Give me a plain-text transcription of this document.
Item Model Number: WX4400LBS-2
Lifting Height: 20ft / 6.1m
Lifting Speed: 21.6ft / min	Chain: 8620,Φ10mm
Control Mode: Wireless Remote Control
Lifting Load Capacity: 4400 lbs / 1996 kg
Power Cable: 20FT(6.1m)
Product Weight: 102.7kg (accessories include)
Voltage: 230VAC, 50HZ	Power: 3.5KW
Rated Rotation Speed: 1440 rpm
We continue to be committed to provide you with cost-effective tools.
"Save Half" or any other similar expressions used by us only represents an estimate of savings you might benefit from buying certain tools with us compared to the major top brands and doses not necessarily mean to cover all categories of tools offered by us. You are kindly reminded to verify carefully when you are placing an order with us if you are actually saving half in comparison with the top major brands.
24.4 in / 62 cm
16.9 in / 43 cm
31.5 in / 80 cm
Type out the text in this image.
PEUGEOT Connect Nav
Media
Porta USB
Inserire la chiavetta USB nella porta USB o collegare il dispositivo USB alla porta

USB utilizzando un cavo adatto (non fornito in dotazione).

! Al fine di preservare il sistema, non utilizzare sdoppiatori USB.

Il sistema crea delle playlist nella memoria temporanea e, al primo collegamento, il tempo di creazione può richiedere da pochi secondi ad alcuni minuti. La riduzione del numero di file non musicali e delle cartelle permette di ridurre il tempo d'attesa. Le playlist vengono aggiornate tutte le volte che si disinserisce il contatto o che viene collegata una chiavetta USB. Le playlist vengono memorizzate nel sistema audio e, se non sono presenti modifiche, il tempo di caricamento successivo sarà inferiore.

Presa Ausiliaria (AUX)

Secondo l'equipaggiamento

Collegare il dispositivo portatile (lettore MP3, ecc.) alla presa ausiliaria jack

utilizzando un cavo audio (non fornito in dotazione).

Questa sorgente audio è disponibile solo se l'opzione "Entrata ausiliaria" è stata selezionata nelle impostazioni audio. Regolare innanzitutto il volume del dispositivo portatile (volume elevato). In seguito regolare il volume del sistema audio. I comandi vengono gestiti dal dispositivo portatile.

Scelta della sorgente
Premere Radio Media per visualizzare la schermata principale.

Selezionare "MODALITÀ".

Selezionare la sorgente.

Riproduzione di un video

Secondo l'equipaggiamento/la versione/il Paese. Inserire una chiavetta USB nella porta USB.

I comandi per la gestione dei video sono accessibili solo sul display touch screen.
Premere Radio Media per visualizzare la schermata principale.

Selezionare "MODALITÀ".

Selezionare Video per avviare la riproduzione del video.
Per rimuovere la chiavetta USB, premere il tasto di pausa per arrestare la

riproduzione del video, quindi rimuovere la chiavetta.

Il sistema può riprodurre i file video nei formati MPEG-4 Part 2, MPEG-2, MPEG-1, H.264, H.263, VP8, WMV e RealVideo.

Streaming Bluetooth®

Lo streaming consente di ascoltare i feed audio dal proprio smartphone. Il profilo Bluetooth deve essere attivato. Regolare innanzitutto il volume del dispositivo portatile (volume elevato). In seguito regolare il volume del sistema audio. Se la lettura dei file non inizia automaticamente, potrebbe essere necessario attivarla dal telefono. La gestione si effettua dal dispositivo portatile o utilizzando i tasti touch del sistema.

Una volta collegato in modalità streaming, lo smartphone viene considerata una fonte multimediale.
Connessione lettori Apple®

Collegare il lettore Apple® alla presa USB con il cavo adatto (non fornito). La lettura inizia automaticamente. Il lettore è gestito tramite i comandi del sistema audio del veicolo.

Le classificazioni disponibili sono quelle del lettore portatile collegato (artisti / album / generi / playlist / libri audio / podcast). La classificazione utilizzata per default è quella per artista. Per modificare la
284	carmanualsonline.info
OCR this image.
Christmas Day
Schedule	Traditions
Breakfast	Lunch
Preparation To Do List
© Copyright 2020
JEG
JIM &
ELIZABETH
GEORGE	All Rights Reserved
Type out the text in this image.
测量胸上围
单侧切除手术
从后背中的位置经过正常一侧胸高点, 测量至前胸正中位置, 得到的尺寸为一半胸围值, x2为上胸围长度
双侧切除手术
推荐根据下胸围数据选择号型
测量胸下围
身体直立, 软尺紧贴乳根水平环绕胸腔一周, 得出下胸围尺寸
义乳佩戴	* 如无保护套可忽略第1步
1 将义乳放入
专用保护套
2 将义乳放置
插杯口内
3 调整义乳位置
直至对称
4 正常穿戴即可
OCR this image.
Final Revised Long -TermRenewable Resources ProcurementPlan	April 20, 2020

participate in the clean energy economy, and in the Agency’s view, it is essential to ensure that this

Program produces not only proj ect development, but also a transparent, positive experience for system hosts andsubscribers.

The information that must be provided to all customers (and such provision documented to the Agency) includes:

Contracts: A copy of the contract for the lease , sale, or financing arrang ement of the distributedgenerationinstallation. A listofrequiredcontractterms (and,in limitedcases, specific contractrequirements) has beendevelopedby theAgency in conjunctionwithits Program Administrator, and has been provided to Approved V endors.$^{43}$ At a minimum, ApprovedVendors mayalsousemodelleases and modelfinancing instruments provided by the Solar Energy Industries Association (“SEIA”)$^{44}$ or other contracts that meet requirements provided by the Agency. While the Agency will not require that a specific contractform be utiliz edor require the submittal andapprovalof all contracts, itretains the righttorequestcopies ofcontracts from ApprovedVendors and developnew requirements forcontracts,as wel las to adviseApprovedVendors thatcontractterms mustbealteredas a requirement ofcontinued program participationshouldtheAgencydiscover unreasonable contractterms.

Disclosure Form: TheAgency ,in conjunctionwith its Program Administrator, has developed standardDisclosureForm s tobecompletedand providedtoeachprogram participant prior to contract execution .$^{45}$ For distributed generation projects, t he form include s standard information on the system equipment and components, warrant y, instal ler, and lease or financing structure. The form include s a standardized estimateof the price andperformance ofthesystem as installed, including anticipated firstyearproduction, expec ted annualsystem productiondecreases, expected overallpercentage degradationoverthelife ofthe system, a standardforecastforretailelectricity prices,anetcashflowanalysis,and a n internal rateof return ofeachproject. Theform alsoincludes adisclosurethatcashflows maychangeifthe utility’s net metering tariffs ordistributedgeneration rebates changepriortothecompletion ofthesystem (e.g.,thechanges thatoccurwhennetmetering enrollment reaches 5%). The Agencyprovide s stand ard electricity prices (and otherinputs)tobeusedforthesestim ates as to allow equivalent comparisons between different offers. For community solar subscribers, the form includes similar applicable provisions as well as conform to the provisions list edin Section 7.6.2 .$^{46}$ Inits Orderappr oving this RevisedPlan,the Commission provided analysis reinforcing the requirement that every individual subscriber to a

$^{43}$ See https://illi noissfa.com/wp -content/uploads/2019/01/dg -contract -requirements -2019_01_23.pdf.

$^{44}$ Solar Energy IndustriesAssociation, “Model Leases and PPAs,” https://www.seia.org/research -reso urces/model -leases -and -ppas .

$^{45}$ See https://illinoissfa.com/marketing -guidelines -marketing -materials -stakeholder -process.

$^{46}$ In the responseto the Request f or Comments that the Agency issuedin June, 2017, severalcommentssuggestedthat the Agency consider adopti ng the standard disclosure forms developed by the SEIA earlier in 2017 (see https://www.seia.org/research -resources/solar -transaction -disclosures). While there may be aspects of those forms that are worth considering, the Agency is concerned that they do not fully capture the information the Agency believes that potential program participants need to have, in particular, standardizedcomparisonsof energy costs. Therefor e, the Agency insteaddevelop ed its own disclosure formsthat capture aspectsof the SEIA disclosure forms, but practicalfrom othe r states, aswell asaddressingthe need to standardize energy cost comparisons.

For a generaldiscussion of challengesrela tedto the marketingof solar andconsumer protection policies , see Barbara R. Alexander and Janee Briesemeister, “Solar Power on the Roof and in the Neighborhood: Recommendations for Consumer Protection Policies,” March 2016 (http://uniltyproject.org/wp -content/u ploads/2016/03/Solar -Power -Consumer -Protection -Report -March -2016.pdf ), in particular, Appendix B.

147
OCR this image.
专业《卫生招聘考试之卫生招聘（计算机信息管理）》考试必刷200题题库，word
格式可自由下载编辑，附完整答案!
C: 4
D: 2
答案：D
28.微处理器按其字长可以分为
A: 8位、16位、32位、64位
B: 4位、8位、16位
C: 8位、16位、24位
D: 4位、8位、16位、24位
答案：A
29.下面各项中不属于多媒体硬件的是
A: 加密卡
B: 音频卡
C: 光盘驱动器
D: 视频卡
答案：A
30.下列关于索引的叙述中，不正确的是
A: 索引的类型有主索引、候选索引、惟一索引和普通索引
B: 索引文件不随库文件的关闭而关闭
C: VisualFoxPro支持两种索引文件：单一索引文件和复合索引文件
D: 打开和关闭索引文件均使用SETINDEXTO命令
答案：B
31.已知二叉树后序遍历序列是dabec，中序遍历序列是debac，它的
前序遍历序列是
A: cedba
-*-
Pick out each line in the material containing "viene".

### Task answer
Il sistema crea delle playlist nella memoria temporanea e, al primo collegamento, il tempo di creazione può richiedere da pochi secondi ad alcuni minuti. La riduzione del numero di file non musicali e delle cartelle permette di ridurre il tempo d'attesa. Le playlist vengono aggiornate tutte le volte che si disinserisce il contatto o che viene collegata una chiavetta USB. Le playlist vengono memorizzate nel sistema audio e, se non sono presenti modifiche, il tempo di caricamento successivo sarà inferiore.
Una volta collegato in modalità streaming, lo smartphone viene considerata una fonte multimediale.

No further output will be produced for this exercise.